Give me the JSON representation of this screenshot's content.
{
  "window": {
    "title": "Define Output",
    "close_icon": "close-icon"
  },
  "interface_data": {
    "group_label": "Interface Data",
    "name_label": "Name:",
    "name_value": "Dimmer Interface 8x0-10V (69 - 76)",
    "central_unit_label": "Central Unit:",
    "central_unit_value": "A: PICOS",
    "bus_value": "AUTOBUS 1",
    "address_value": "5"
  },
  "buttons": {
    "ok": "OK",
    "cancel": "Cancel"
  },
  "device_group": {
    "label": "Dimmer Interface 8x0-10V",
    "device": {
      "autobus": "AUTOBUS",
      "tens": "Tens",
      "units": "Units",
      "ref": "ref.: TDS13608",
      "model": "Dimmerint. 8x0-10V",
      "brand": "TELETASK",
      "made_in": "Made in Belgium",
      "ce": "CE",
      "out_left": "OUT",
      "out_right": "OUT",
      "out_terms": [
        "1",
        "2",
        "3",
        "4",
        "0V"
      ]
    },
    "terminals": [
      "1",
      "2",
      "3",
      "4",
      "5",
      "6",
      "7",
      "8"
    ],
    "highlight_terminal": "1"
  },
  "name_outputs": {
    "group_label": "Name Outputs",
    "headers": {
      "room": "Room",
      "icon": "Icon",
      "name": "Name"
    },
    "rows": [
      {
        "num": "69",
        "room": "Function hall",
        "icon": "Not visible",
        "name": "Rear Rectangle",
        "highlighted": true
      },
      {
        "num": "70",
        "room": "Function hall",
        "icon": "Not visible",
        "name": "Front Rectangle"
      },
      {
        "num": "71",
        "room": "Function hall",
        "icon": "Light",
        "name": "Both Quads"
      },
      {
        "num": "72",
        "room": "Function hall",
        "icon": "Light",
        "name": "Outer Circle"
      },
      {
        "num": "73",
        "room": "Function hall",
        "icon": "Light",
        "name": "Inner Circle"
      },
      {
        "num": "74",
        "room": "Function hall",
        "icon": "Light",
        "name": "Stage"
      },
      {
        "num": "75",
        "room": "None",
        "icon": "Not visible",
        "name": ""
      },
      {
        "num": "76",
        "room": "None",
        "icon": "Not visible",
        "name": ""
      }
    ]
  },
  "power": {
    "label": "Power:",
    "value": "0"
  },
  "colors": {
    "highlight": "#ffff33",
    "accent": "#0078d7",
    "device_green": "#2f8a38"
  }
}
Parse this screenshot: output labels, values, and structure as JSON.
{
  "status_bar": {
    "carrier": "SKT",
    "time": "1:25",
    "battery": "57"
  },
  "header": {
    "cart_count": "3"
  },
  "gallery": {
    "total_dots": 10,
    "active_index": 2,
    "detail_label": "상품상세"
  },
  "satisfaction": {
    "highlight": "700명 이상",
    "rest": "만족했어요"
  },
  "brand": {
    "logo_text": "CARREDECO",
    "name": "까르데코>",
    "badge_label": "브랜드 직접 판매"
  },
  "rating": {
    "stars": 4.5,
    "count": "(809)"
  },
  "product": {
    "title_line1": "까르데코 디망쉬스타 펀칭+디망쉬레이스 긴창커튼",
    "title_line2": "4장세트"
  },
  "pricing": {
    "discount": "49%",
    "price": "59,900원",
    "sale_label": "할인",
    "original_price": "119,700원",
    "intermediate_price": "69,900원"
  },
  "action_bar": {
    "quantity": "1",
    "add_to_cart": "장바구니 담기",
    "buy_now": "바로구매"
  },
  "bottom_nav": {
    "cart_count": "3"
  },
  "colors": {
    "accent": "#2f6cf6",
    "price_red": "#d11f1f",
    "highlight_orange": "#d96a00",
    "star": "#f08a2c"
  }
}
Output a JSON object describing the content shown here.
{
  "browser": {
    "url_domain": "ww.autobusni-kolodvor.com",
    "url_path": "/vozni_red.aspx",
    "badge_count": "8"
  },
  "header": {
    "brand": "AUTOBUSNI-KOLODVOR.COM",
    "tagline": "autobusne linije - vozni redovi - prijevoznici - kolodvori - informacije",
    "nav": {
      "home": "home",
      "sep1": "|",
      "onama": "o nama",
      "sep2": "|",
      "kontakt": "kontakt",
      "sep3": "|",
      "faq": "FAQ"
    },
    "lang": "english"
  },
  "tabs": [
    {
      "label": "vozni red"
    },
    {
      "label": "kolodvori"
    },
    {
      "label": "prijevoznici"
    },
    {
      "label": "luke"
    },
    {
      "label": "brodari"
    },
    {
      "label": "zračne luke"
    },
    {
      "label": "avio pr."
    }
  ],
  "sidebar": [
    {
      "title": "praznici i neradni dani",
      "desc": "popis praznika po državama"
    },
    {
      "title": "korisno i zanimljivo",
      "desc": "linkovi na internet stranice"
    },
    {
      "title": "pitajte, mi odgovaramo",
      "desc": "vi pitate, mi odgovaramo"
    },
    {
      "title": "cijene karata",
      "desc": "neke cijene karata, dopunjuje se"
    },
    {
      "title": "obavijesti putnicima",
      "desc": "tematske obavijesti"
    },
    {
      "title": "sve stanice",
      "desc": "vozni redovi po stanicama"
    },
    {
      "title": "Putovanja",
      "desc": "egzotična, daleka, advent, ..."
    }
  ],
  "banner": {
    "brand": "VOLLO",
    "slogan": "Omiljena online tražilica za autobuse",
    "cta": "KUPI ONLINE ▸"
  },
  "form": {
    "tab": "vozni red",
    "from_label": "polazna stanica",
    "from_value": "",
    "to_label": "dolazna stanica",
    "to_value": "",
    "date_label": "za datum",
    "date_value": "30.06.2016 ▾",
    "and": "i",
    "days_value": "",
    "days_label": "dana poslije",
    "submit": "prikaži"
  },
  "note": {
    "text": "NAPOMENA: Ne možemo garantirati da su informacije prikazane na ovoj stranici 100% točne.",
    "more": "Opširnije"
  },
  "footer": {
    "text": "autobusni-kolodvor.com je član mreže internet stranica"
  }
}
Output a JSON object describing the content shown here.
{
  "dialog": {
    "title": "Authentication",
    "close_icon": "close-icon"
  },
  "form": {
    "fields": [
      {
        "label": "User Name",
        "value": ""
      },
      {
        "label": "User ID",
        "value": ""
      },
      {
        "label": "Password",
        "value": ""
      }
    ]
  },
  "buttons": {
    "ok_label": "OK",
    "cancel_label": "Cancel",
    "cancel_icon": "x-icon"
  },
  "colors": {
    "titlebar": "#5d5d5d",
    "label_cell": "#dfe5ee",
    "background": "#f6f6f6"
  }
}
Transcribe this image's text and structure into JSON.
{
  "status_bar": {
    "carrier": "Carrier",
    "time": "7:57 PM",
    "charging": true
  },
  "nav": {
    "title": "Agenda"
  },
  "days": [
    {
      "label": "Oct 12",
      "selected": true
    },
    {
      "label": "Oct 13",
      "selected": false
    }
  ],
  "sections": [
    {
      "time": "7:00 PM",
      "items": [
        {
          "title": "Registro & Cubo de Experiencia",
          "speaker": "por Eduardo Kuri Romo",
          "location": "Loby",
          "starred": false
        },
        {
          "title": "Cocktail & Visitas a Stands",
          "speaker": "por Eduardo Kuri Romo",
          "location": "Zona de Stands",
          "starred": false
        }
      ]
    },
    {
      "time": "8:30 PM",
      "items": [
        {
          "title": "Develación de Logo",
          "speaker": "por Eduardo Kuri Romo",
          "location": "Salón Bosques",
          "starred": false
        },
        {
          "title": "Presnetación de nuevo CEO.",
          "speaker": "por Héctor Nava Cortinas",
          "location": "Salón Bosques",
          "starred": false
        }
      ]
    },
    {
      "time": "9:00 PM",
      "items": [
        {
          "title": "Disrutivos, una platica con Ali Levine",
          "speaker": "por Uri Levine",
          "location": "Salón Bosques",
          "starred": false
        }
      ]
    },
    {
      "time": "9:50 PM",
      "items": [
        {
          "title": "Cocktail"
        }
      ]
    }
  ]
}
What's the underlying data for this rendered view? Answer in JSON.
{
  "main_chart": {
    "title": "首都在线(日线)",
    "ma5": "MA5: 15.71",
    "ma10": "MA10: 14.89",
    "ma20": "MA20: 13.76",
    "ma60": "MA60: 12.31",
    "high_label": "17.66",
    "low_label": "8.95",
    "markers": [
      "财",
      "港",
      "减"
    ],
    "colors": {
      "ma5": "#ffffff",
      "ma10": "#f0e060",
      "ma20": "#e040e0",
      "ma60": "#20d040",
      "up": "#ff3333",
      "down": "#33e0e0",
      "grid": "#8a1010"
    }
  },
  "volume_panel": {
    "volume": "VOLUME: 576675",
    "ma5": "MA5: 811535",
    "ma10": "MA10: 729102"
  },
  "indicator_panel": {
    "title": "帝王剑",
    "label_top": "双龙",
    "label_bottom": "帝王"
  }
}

════════

Filter the entries down to the lines with the word "structure" in them.

Parse this screenshot: output labels, values, and structure as JSON.
Transcribe this image's text and structure into JSON.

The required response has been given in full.